=== Entries ===

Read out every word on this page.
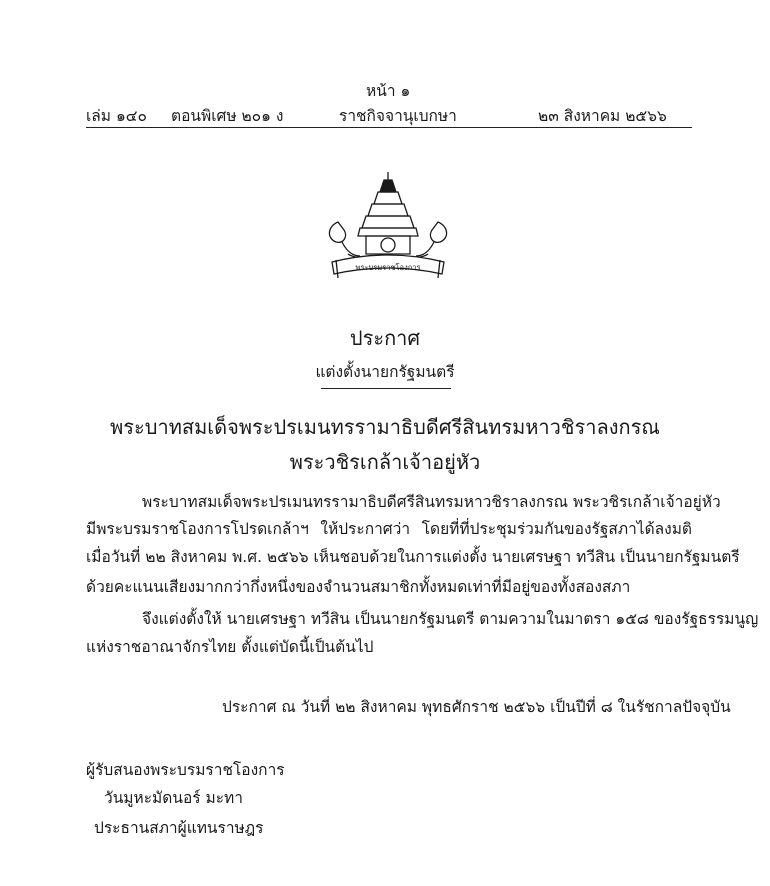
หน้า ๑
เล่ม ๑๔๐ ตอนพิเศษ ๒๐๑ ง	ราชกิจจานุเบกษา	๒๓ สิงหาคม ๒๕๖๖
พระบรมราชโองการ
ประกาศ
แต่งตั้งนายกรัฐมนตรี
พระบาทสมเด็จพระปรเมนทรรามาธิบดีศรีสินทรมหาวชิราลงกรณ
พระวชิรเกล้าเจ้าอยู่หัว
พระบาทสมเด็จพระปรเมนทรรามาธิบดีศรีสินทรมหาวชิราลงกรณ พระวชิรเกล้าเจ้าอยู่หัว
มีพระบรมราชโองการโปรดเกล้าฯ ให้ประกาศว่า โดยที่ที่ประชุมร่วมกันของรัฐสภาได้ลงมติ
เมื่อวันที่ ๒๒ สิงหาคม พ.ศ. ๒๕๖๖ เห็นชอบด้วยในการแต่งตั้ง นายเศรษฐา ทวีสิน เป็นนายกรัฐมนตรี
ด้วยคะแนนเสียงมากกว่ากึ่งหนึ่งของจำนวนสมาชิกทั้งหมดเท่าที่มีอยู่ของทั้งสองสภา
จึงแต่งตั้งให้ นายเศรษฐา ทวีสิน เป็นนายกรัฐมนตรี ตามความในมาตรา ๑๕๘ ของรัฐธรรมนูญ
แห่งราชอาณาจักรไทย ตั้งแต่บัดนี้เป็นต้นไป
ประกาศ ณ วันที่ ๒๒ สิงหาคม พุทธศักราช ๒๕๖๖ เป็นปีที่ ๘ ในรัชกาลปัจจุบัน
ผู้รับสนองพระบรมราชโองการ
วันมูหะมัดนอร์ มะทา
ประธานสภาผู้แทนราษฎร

* * *

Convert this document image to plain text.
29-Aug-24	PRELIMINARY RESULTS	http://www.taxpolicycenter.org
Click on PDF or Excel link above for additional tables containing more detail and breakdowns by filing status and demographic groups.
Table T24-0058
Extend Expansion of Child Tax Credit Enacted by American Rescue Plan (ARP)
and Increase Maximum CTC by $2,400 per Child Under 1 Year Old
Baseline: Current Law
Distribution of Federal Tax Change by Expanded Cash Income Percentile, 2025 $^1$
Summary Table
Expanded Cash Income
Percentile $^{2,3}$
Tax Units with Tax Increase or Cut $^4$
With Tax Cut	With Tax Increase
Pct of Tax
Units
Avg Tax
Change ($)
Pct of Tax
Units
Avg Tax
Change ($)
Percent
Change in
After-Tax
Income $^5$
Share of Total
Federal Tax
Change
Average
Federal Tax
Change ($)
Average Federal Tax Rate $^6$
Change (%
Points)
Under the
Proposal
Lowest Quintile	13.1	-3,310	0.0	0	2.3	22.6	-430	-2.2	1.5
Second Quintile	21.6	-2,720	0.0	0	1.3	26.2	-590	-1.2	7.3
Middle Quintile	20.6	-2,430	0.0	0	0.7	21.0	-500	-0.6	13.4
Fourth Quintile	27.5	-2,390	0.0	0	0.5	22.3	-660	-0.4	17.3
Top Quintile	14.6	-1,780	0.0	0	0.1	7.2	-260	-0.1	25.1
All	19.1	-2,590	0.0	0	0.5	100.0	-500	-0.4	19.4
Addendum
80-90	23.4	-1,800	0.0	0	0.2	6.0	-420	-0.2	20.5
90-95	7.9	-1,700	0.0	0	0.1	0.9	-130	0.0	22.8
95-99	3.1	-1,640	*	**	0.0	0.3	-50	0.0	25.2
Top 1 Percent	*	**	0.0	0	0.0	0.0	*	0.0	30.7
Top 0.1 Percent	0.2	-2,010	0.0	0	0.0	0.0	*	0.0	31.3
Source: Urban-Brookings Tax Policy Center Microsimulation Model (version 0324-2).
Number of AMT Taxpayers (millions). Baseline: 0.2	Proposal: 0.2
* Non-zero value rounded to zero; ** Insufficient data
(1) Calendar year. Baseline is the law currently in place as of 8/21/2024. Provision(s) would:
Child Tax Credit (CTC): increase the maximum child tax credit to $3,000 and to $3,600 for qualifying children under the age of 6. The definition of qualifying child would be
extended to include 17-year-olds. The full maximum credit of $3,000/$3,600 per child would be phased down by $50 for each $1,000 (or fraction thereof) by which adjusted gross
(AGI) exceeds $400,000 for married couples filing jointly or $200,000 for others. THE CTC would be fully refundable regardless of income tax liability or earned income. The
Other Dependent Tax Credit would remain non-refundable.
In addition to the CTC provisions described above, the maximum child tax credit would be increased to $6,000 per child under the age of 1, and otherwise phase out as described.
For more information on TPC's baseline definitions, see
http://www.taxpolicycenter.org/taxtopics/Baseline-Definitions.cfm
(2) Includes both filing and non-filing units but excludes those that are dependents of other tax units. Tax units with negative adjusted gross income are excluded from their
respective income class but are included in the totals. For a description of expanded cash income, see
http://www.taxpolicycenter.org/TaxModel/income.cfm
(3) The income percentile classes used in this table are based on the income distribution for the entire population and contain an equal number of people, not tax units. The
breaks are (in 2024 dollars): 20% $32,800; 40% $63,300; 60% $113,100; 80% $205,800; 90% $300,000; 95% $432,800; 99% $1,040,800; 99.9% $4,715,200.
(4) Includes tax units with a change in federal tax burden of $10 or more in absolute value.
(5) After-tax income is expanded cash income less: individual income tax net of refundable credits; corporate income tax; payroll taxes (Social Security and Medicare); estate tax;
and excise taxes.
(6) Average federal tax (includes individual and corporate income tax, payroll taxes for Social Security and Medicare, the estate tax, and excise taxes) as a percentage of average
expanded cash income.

=== Given problem ===
Pull out and copy each line containing the string "รเกล".

=== Written solution ===
พระวชิรเกล้าเจ้าอยู่หัว
พระบาทสมเด็จพระปรเมนทรรามาธิบดีศรีสินทรมหาวชิราลงกรณ พระวชิรเกล้าเจ้าอยู่หัว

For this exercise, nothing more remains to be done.